**Exercise brief**
Exactly as written, retype the listing below, omitting the pictures.

Dataset entries

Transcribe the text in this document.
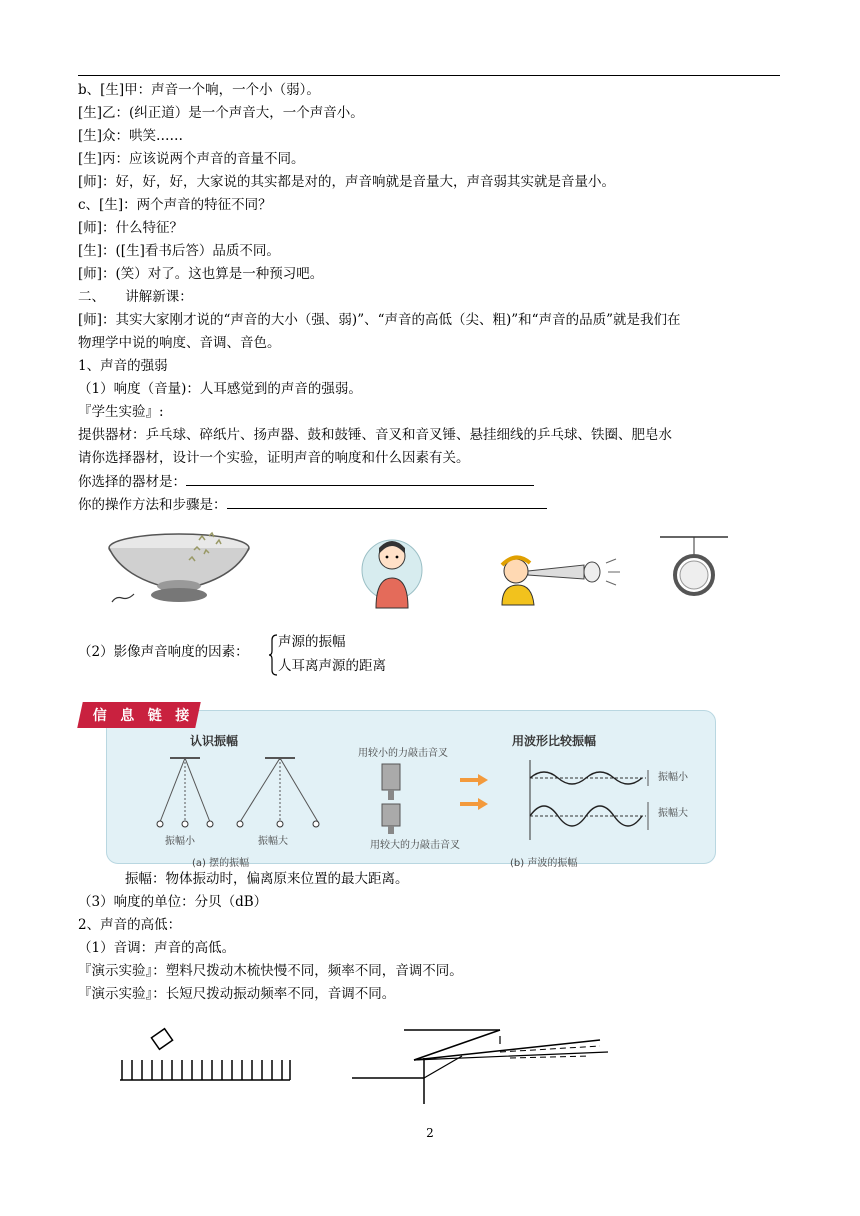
b、[生]甲：声音一个响，一个小（弱）。
[生]乙：(纠正道）是一个声音大，一个声音小。
[生]众：哄笑……
[生]丙：应该说两个声音的音量不同。
[师]：好，好，好，大家说的其实都是对的，声音响就是音量大，声音弱其实就是音量小。
c、[生]：两个声音的特征不同？
[师]：什么特征？
[生]：([生]看书后答）品质不同。
[师]：(笑）对了。这也算是一种预习吧。
二、　　讲解新课：
[师]：其实大家刚才说的“声音的大小（强、弱)”、“声音的高低（尖、粗)”和“声音的品质”就是我们在
物理学中说的响度、音调、音色。
1、声音的强弱
（1）响度（音量)：人耳感觉到的声音的强弱。
『学生实验』:
提供器材：乒乓球、碎纸片、扬声器、鼓和鼓锤、音叉和音叉锤、悬挂细线的乒乓球、铁圈、肥皂水
请你选择器材，设计一个实验，证明声音的响度和什么因素有关。
你选择的器材是：
你的操作方法和步骤是：
（2）影像声音响度的因素：
声源的振幅
人耳离声源的距离
信 息 链 接
认识振幅	用波形比较振幅
振幅小	振幅大
用较小的力敲击音叉
用较大的力敲击音叉
振幅小
振幅大
(a) 摆的振幅	(b) 声波的振幅
振幅：物体振动时，偏离原来位置的最大距离。
（3）响度的单位：分贝（dB）
2、声音的高低：
（1）音调：声音的高低。
『演示实验』：塑料尺拨动木梳快慢不同，频率不同，音调不同。
『演示实验』：长短尺拨动振动频率不同，音调不同。
2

**Exercise answer**
Transcribe the text in this document.
b、[生]甲：声音一个响，一个小（弱）。
[生]乙：(纠正道）是一个声音大，一个声音小。
[生]众：哄笑……
[生]丙：应该说两个声音的音量不同。
[师]：好，好，好，大家说的其实都是对的，声音响就是音量大，声音弱其实就是音量小。
c、[生]：两个声音的特征不同？
[师]：什么特征？
[生]：([生]看书后答）品质不同。
[师]：(笑）对了。这也算是一种预习吧。
二、　　讲解新课：
[师]：其实大家刚才说的“声音的大小（强、弱)”、“声音的高低（尖、粗)”和“声音的品质”就是我们在
物理学中说的响度、音调、音色。
1、声音的强弱
（1）响度（音量)：人耳感觉到的声音的强弱。
『学生实验』:
提供器材：乒乓球、碎纸片、扬声器、鼓和鼓锤、音叉和音叉锤、悬挂细线的乒乓球、铁圈、肥皂水
请你选择器材，设计一个实验，证明声音的响度和什么因素有关。
你选择的器材是：
你的操作方法和步骤是：
（2）影像声音响度的因素：
声源的振幅
人耳离声源的距离
信 息 链 接
认识振幅	用波形比较振幅
振幅小	振幅大
用较小的力敲击音叉
用较大的力敲击音叉
振幅小
振幅大
(a) 摆的振幅	(b) 声波的振幅
振幅：物体振动时，偏离原来位置的最大距离。
（3）响度的单位：分贝（dB）
2、声音的高低：
（1）音调：声音的高低。
『演示实验』：塑料尺拨动木梳快慢不同，频率不同，音调不同。
『演示实验』：长短尺拨动振动频率不同，音调不同。
2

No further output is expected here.